■ **MATERIAL SUPPLIED**
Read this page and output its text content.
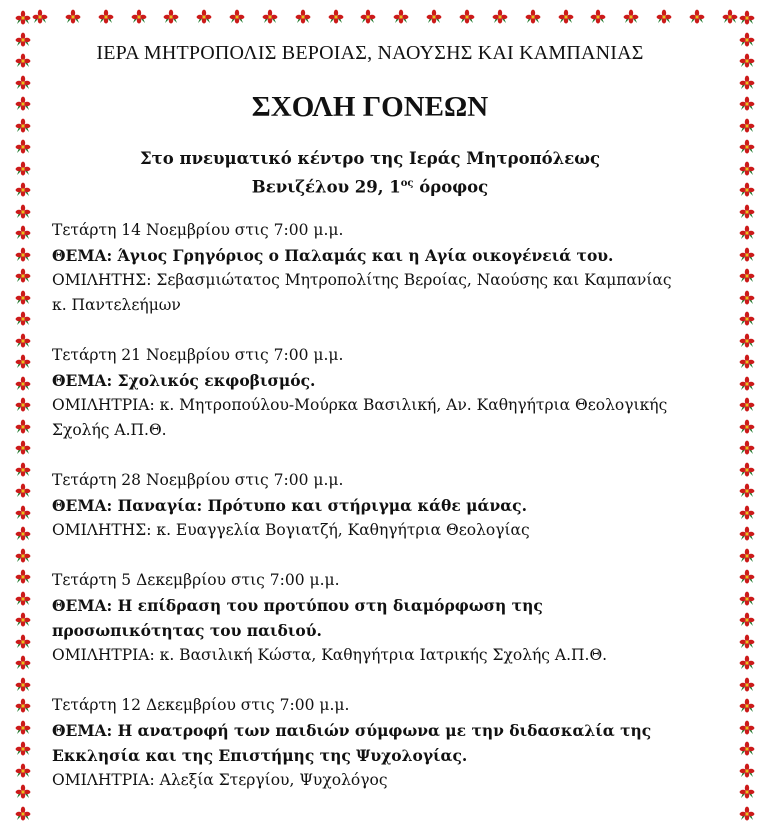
ΙΕΡΑ ΜΗΤΡΟΠΟΛΙΣ ΒΕΡΟΙΑΣ, ΝΑΟΥΣΗΣ ΚΑΙ ΚΑΜΠΑΝΙΑΣ
ΣΧΟΛΗ ΓΟΝΕΩΝ
Στο πνευματικό κέντρο της Ιεράς Μητροπόλεως
Βενιζέλου 29, $1^{o\varsigma}$ όροφος
Τετάρτη 14 Νοεμβρίου στις 7:00 μ.μ.
ΘΕΜΑ: Άγιος Γρηγόριος ο Παλαμάς και η Αγία οικογένειά του.
ΟΜΙΛΗΤΗΣ: Σεβασμιώτατος Μητροπολίτης Βεροίας, Ναούσης και Καμπανίας κ. Παντελεήμων
Τετάρτη 21 Νοεμβρίου στις 7:00 μ.μ.
ΘΕΜΑ: Σχολικός εκφοβισμός.
ΟΜΙΛΗΤΡΙΑ: κ. Μητροπούλου-Μούρκα Βασιλική, Αν. Καθηγήτρια Θεολογικής Σχολής Α.Π.Θ.
Τετάρτη 28 Νοεμβρίου στις 7:00 μ.μ.
ΘΕΜΑ: Παναγία: Πρότυπο και στήριγμα κάθε μάνας.
ΟΜΙΛΗΤΗΣ: κ. Ευαγγελία Βογιατζή, Καθηγήτρια Θεολογίας
Τετάρτη 5 Δεκεμβρίου στις 7:00 μ.μ.
ΘΕΜΑ: Η επίδραση του προτύπου στη διαμόρφωση της προσωπικότητας του παιδιού.
ΟΜΙΛΗΤΡΙΑ: κ. Βασιλική Κώστα, Καθηγήτρια Ιατρικής Σχολής Α.Π.Θ.
Τετάρτη 12 Δεκεμβρίου στις 7:00 μ.μ.
ΘΕΜΑ: Η ανατροφή των παιδιών σύμφωνα με την διδασκαλία της Εκκλησία και της Επιστήμης της Ψυχολογίας.
ΟΜΙΛΗΤΡΙΑ: Αλεξία Στεργίου, Ψυχολόγος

■ **PROBLEM TO SOLVE**
Each record above should be copied character for character, with pictures dropped.

■ **COMPLETED EXERCISE**
Read this page and output its text content.
ΙΕΡΑ ΜΗΤΡΟΠΟΛΙΣ ΒΕΡΟΙΑΣ, ΝΑΟΥΣΗΣ ΚΑΙ ΚΑΜΠΑΝΙΑΣ
ΣΧΟΛΗ ΓΟΝΕΩΝ
Στο πνευματικό κέντρο της Ιεράς Μητροπόλεως
Βενιζέλου 29, $1^{o\varsigma}$ όροφος
Τετάρτη 14 Νοεμβρίου στις 7:00 μ.μ.
ΘΕΜΑ: Άγιος Γρηγόριος ο Παλαμάς και η Αγία οικογένειά του.
ΟΜΙΛΗΤΗΣ: Σεβασμιώτατος Μητροπολίτης Βεροίας, Ναούσης και Καμπανίας κ. Παντελεήμων
Τετάρτη 21 Νοεμβρίου στις 7:00 μ.μ.
ΘΕΜΑ: Σχολικός εκφοβισμός.
ΟΜΙΛΗΤΡΙΑ: κ. Μητροπούλου-Μούρκα Βασιλική, Αν. Καθηγήτρια Θεολογικής Σχολής Α.Π.Θ.
Τετάρτη 28 Νοεμβρίου στις 7:00 μ.μ.
ΘΕΜΑ: Παναγία: Πρότυπο και στήριγμα κάθε μάνας.
ΟΜΙΛΗΤΗΣ: κ. Ευαγγελία Βογιατζή, Καθηγήτρια Θεολογίας
Τετάρτη 5 Δεκεμβρίου στις 7:00 μ.μ.
ΘΕΜΑ: Η επίδραση του προτύπου στη διαμόρφωση της προσωπικότητας του παιδιού.
ΟΜΙΛΗΤΡΙΑ: κ. Βασιλική Κώστα, Καθηγήτρια Ιατρικής Σχολής Α.Π.Θ.
Τετάρτη 12 Δεκεμβρίου στις 7:00 μ.μ.
ΘΕΜΑ: Η ανατροφή των παιδιών σύμφωνα με την διδασκαλία της Εκκλησία και της Επιστήμης της Ψυχολογίας.
ΟΜΙΛΗΤΡΙΑ: Αλεξία Στεργίου, Ψυχολόγος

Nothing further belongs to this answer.